▶ _What you are asked to do_
Repeat each line exactly, leaving nothing out.

▶ _Records provided_

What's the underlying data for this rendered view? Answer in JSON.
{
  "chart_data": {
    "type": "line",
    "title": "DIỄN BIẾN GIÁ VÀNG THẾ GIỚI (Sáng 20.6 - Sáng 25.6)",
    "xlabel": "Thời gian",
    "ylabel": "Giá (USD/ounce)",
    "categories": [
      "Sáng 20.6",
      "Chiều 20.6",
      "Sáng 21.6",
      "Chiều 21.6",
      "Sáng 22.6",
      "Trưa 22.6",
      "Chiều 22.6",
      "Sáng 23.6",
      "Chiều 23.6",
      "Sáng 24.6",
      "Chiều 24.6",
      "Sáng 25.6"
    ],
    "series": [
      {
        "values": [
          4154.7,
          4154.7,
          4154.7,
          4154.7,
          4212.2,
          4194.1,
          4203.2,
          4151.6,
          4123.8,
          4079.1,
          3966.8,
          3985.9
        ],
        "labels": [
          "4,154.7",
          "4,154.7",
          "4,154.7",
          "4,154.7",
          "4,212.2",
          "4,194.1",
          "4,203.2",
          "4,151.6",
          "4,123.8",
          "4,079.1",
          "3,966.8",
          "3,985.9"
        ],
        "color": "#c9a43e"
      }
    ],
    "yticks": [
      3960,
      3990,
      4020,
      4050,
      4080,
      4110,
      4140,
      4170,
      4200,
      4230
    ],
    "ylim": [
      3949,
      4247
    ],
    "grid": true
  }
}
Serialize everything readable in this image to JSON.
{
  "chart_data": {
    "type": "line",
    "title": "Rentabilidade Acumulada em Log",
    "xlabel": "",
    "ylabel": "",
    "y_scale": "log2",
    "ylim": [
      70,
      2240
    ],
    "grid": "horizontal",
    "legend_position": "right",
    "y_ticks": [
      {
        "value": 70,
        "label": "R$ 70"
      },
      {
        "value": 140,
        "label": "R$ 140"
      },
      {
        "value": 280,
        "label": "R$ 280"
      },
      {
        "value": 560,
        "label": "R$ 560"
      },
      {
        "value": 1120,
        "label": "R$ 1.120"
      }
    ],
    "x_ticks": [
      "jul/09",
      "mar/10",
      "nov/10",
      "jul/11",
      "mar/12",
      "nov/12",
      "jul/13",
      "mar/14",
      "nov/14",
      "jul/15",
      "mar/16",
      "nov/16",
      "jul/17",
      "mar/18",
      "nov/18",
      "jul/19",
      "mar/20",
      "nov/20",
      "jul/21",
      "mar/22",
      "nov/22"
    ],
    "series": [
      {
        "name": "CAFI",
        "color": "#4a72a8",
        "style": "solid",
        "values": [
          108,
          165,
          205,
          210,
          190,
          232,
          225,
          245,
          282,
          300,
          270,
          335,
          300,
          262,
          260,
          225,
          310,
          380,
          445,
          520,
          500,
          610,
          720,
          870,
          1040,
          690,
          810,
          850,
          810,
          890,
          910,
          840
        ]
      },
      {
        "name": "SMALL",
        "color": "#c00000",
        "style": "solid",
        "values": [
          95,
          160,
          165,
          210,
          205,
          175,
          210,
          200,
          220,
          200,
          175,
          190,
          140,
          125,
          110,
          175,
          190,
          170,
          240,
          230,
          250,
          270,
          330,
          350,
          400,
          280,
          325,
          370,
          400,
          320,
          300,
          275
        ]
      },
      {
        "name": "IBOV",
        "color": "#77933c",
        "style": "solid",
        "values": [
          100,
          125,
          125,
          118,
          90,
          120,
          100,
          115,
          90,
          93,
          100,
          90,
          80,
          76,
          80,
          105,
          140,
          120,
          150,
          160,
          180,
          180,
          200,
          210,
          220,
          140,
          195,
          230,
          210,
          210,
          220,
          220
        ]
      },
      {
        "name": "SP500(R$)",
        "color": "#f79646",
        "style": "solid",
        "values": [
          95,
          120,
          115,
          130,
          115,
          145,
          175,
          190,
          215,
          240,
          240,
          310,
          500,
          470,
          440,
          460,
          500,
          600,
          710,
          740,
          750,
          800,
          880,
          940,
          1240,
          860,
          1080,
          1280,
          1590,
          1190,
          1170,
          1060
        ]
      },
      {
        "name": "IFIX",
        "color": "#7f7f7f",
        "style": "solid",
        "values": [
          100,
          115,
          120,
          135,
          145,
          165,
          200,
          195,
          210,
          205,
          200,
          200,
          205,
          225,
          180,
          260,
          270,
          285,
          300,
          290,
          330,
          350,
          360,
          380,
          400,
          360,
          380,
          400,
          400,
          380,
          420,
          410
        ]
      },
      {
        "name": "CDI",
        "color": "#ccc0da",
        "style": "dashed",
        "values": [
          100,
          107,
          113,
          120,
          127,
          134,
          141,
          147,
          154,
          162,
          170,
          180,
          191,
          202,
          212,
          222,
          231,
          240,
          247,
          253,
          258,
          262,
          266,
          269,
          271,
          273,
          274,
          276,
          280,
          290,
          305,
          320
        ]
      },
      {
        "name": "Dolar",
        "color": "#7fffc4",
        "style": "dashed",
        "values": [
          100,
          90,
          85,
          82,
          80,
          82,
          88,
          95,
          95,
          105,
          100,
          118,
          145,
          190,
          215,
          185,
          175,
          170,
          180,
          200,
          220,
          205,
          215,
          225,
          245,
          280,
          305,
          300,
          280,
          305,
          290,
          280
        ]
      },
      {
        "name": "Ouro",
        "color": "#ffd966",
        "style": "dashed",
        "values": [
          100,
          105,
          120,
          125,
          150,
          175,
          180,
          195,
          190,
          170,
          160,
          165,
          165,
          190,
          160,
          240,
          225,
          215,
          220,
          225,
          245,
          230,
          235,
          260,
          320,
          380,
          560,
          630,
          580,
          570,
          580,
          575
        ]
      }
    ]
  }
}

▶ _Answer to this problem_
What's the underlying data for this rendered view? Answer in JSON.
{
  "chart_data": {
    "type": "line",
    "title": "DIỄN BIẾN GIÁ VÀNG THẾ GIỚI (Sáng 20.6 - Sáng 25.6)",
    "xlabel": "Thời gian",
    "ylabel": "Giá (USD/ounce)",
    "categories": [
      "Sáng 20.6",
      "Chiều 20.6",
      "Sáng 21.6",
      "Chiều 21.6",
      "Sáng 22.6",
      "Trưa 22.6",
      "Chiều 22.6",
      "Sáng 23.6",
      "Chiều 23.6",
      "Sáng 24.6",
      "Chiều 24.6",
      "Sáng 25.6"
    ],
    "series": [
      {
        "values": [
          4154.7,
          4154.7,
          4154.7,
          4154.7,
          4212.2,
          4194.1,
          4203.2,
          4151.6,
          4123.8,
          4079.1,
          3966.8,
          3985.9
        ],
        "labels": [
          "4,154.7",
          "4,154.7",
          "4,154.7",
          "4,154.7",
          "4,212.2",
          "4,194.1",
          "4,203.2",
          "4,151.6",
          "4,123.8",
          "4,079.1",
          "3,966.8",
          "3,985.9"
        ],
        "color": "#c9a43e"
      }
    ],
    "yticks": [
      3960,
      3990,
      4020,
      4050,
      4080,
      4110,
      4140,
      4170,
      4200,
      4230
    ],
    "ylim": [
      3949,
      4247
    ],
    "grid": true
  }
}
Serialize everything readable in this image to JSON.
{
  "chart_data": {
    "type": "line",
    "title": "Rentabilidade Acumulada em Log",
    "xlabel": "",
    "ylabel": "",
    "y_scale": "log2",
    "ylim": [
      70,
      2240
    ],
    "grid": "horizontal",
    "legend_position": "right",
    "y_ticks": [
      {
        "value": 70,
        "label": "R$ 70"
      },
      {
        "value": 140,
        "label": "R$ 140"
      },
      {
        "value": 280,
        "label": "R$ 280"
      },
      {
        "value": 560,
        "label": "R$ 560"
      },
      {
        "value": 1120,
        "label": "R$ 1.120"
      }
    ],
    "x_ticks": [
      "jul/09",
      "mar/10",
      "nov/10",
      "jul/11",
      "mar/12",
      "nov/12",
      "jul/13",
      "mar/14",
      "nov/14",
      "jul/15",
      "mar/16",
      "nov/16",
      "jul/17",
      "mar/18",
      "nov/18",
      "jul/19",
      "mar/20",
      "nov/20",
      "jul/21",
      "mar/22",
      "nov/22"
    ],
    "series": [
      {
        "name": "CAFI",
        "color": "#4a72a8",
        "style": "solid",
        "values": [
          108,
          165,
          205,
          210,
          190,
          232,
          225,
          245,
          282,
          300,
          270,
          335,
          300,
          262,
          260,
          225,
          310,
          380,
          445,
          520,
          500,
          610,
          720,
          870,
          1040,
          690,
          810,
          850,
          810,
          890,
          910,
          840
        ]
      },
      {
        "name": "SMALL",
        "color": "#c00000",
        "style": "solid",
        "values": [
          95,
          160,
          165,
          210,
          205,
          175,
          210,
          200,
          220,
          200,
          175,
          190,
          140,
          125,
          110,
          175,
          190,
          170,
          240,
          230,
          250,
          270,
          330,
          350,
          400,
          280,
          325,
          370,
          400,
          320,
          300,
          275
        ]
      },
      {
        "name": "IBOV",
        "color": "#77933c",
        "style": "solid",
        "values": [
          100,
          125,
          125,
          118,
          90,
          120,
          100,
          115,
          90,
          93,
          100,
          90,
          80,
          76,
          80,
          105,
          140,
          120,
          150,
          160,
          180,
          180,
          200,
          210,
          220,
          140,
          195,
          230,
          210,
          210,
          220,
          220
        ]
      },
      {
        "name": "SP500(R$)",
        "color": "#f79646",
        "style": "solid",
        "values": [
          95,
          120,
          115,
          130,
          115,
          145,
          175,
          190,
          215,
          240,
          240,
          310,
          500,
          470,
          440,
          460,
          500,
          600,
          710,
          740,
          750,
          800,
          880,
          940,
          1240,
          860,
          1080,
          1280,
          1590,
          1190,
          1170,
          1060
        ]
      },
      {
        "name": "IFIX",
        "color": "#7f7f7f",
        "style": "solid",
        "values": [
          100,
          115,
          120,
          135,
          145,
          165,
          200,
          195,
          210,
          205,
          200,
          200,
          205,
          225,
          180,
          260,
          270,
          285,
          300,
          290,
          330,
          350,
          360,
          380,
          400,
          360,
          380,
          400,
          400,
          380,
          420,
          410
        ]
      },
      {
        "name": "CDI",
        "color": "#ccc0da",
        "style": "dashed",
        "values": [
          100,
          107,
          113,
          120,
          127,
          134,
          141,
          147,
          154,
          162,
          170,
          180,
          191,
          202,
          212,
          222,
          231,
          240,
          247,
          253,
          258,
          262,
          266,
          269,
          271,
          273,
          274,
          276,
          280,
          290,
          305,
          320
        ]
      },
      {
        "name": "Dolar",
        "color": "#7fffc4",
        "style": "dashed",
        "values": [
          100,
          90,
          85,
          82,
          80,
          82,
          88,
          95,
          95,
          105,
          100,
          118,
          145,
          190,
          215,
          185,
          175,
          170,
          180,
          200,
          220,
          205,
          215,
          225,
          245,
          280,
          305,
          300,
          280,
          305,
          290,
          280
        ]
      },
      {
        "name": "Ouro",
        "color": "#ffd966",
        "style": "dashed",
        "values": [
          100,
          105,
          120,
          125,
          150,
          175,
          180,
          195,
          190,
          170,
          160,
          165,
          165,
          190,
          160,
          240,
          225,
          215,
          220,
          225,
          245,
          230,
          235,
          260,
          320,
          380,
          560,
          630,
          580,
          570,
          580,
          575
        ]
      }
    ]
  }
}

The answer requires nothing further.